> [TASK DIRECTIONS] Retype the material that follows, keeping every word as it is.

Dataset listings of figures
:::::

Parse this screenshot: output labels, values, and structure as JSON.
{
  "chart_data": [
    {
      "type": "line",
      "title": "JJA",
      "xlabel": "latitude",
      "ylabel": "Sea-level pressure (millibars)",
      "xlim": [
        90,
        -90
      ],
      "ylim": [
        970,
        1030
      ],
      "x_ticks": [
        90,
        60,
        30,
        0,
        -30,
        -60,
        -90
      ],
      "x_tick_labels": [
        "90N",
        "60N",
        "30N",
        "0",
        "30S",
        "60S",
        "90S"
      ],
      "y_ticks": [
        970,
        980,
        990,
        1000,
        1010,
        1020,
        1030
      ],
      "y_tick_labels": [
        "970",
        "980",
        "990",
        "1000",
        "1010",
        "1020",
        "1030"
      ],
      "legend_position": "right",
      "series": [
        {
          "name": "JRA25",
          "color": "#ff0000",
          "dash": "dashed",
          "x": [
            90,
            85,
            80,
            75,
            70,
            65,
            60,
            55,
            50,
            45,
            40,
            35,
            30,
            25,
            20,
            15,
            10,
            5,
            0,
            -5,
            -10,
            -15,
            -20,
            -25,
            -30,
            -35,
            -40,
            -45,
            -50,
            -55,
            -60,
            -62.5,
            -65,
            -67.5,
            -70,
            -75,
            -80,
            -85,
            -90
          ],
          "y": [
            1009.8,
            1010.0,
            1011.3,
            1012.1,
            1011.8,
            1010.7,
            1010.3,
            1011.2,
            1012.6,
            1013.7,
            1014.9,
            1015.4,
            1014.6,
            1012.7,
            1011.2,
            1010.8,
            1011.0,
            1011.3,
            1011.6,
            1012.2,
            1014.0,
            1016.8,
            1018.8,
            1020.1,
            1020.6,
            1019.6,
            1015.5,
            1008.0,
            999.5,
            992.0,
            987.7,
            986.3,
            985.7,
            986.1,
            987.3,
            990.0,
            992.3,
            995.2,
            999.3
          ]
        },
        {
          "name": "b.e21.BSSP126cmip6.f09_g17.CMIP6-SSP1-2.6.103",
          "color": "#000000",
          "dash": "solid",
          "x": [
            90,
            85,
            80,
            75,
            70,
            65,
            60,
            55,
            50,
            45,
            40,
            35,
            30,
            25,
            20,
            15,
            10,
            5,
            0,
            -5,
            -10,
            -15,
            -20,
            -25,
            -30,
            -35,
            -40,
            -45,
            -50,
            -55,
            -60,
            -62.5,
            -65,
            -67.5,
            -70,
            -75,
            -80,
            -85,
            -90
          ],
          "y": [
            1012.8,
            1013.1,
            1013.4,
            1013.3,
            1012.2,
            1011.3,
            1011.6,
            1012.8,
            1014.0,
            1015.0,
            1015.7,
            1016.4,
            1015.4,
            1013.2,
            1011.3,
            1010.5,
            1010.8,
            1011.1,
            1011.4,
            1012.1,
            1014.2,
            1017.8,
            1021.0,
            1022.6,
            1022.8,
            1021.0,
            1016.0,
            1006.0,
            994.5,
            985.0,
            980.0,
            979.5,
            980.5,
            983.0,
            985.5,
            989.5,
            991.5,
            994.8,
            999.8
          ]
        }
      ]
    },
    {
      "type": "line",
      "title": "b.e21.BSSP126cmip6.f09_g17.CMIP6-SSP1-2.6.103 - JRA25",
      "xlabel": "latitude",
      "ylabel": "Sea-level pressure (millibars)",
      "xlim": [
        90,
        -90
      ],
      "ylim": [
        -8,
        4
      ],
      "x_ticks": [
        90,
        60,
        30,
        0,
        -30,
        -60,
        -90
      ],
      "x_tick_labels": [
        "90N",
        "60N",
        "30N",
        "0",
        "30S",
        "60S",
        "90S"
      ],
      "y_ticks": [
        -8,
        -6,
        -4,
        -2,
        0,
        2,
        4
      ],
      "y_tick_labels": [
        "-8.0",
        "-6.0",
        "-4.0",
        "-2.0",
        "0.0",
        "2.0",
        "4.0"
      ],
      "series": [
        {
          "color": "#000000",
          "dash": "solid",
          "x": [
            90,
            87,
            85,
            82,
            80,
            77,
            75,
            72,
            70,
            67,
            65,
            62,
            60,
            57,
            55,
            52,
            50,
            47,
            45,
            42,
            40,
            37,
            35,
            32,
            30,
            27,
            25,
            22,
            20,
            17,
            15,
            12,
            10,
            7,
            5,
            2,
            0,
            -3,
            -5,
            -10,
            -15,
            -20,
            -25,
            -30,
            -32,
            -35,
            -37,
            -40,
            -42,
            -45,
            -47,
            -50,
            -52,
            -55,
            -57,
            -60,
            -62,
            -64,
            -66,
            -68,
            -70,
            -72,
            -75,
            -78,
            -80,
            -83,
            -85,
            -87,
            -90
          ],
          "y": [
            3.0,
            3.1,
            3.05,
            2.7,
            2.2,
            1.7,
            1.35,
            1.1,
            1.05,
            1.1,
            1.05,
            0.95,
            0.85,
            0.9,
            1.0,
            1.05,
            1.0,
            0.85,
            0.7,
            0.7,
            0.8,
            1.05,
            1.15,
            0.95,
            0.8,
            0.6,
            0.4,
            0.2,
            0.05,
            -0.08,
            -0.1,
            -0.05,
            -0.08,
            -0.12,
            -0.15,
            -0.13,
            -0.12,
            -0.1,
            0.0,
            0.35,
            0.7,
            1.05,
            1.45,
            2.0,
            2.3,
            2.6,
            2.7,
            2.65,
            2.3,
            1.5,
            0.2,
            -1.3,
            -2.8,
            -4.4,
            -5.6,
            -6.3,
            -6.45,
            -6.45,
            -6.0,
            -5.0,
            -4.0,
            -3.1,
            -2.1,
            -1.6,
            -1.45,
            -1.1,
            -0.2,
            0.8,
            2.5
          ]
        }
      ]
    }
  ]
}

:::::

> [RESULT OF THE EXERCISE]
Parse this screenshot: output labels, values, and structure as JSON.
{
  "chart_data": [
    {
      "type": "line",
      "title": "JJA",
      "xlabel": "latitude",
      "ylabel": "Sea-level pressure (millibars)",
      "xlim": [
        90,
        -90
      ],
      "ylim": [
        970,
        1030
      ],
      "x_ticks": [
        90,
        60,
        30,
        0,
        -30,
        -60,
        -90
      ],
      "x_tick_labels": [
        "90N",
        "60N",
        "30N",
        "0",
        "30S",
        "60S",
        "90S"
      ],
      "y_ticks": [
        970,
        980,
        990,
        1000,
        1010,
        1020,
        1030
      ],
      "y_tick_labels": [
        "970",
        "980",
        "990",
        "1000",
        "1010",
        "1020",
        "1030"
      ],
      "legend_position": "right",
      "series": [
        {
          "name": "JRA25",
          "color": "#ff0000",
          "dash": "dashed",
          "x": [
            90,
            85,
            80,
            75,
            70,
            65,
            60,
            55,
            50,
            45,
            40,
            35,
            30,
            25,
            20,
            15,
            10,
            5,
            0,
            -5,
            -10,
            -15,
            -20,
            -25,
            -30,
            -35,
            -40,
            -45,
            -50,
            -55,
            -60,
            -62.5,
            -65,
            -67.5,
            -70,
            -75,
            -80,
            -85,
            -90
          ],
          "y": [
            1009.8,
            1010.0,
            1011.3,
            1012.1,
            1011.8,
            1010.7,
            1010.3,
            1011.2,
            1012.6,
            1013.7,
            1014.9,
            1015.4,
            1014.6,
            1012.7,
            1011.2,
            1010.8,
            1011.0,
            1011.3,
            1011.6,
            1012.2,
            1014.0,
            1016.8,
            1018.8,
            1020.1,
            1020.6,
            1019.6,
            1015.5,
            1008.0,
            999.5,
            992.0,
            987.7,
            986.3,
            985.7,
            986.1,
            987.3,
            990.0,
            992.3,
            995.2,
            999.3
          ]
        },
        {
          "name": "b.e21.BSSP126cmip6.f09_g17.CMIP6-SSP1-2.6.103",
          "color": "#000000",
          "dash": "solid",
          "x": [
            90,
            85,
            80,
            75,
            70,
            65,
            60,
            55,
            50,
            45,
            40,
            35,
            30,
            25,
            20,
            15,
            10,
            5,
            0,
            -5,
            -10,
            -15,
            -20,
            -25,
            -30,
            -35,
            -40,
            -45,
            -50,
            -55,
            -60,
            -62.5,
            -65,
            -67.5,
            -70,
            -75,
            -80,
            -85,
            -90
          ],
          "y": [
            1012.8,
            1013.1,
            1013.4,
            1013.3,
            1012.2,
            1011.3,
            1011.6,
            1012.8,
            1014.0,
            1015.0,
            1015.7,
            1016.4,
            1015.4,
            1013.2,
            1011.3,
            1010.5,
            1010.8,
            1011.1,
            1011.4,
            1012.1,
            1014.2,
            1017.8,
            1021.0,
            1022.6,
            1022.8,
            1021.0,
            1016.0,
            1006.0,
            994.5,
            985.0,
            980.0,
            979.5,
            980.5,
            983.0,
            985.5,
            989.5,
            991.5,
            994.8,
            999.8
          ]
        }
      ]
    },
    {
      "type": "line",
      "title": "b.e21.BSSP126cmip6.f09_g17.CMIP6-SSP1-2.6.103 - JRA25",
      "xlabel": "latitude",
      "ylabel": "Sea-level pressure (millibars)",
      "xlim": [
        90,
        -90
      ],
      "ylim": [
        -8,
        4
      ],
      "x_ticks": [
        90,
        60,
        30,
        0,
        -30,
        -60,
        -90
      ],
      "x_tick_labels": [
        "90N",
        "60N",
        "30N",
        "0",
        "30S",
        "60S",
        "90S"
      ],
      "y_ticks": [
        -8,
        -6,
        -4,
        -2,
        0,
        2,
        4
      ],
      "y_tick_labels": [
        "-8.0",
        "-6.0",
        "-4.0",
        "-2.0",
        "0.0",
        "2.0",
        "4.0"
      ],
      "series": [
        {
          "color": "#000000",
          "dash": "solid",
          "x": [
            90,
            87,
            85,
            82,
            80,
            77,
            75,
            72,
            70,
            67,
            65,
            62,
            60,
            57,
            55,
            52,
            50,
            47,
            45,
            42,
            40,
            37,
            35,
            32,
            30,
            27,
            25,
            22,
            20,
            17,
            15,
            12,
            10,
            7,
            5,
            2,
            0,
            -3,
            -5,
            -10,
            -15,
            -20,
            -25,
            -30,
            -32,
            -35,
            -37,
            -40,
            -42,
            -45,
            -47,
            -50,
            -52,
            -55,
            -57,
            -60,
            -62,
            -64,
            -66,
            -68,
            -70,
            -72,
            -75,
            -78,
            -80,
            -83,
            -85,
            -87,
            -90
          ],
          "y": [
            3.0,
            3.1,
            3.05,
            2.7,
            2.2,
            1.7,
            1.35,
            1.1,
            1.05,
            1.1,
            1.05,
            0.95,
            0.85,
            0.9,
            1.0,
            1.05,
            1.0,
            0.85,
            0.7,
            0.7,
            0.8,
            1.05,
            1.15,
            0.95,
            0.8,
            0.6,
            0.4,
            0.2,
            0.05,
            -0.08,
            -0.1,
            -0.05,
            -0.08,
            -0.12,
            -0.15,
            -0.13,
            -0.12,
            -0.1,
            0.0,
            0.35,
            0.7,
            1.05,
            1.45,
            2.0,
            2.3,
            2.6,
            2.7,
            2.65,
            2.3,
            1.5,
            0.2,
            -1.3,
            -2.8,
            -4.4,
            -5.6,
            -6.3,
            -6.45,
            -6.45,
            -6.0,
            -5.0,
            -4.0,
            -3.1,
            -2.1,
            -1.6,
            -1.45,
            -1.1,
            -0.2,
            0.8,
            2.5
          ]
        }
      ]
    }
  ]
}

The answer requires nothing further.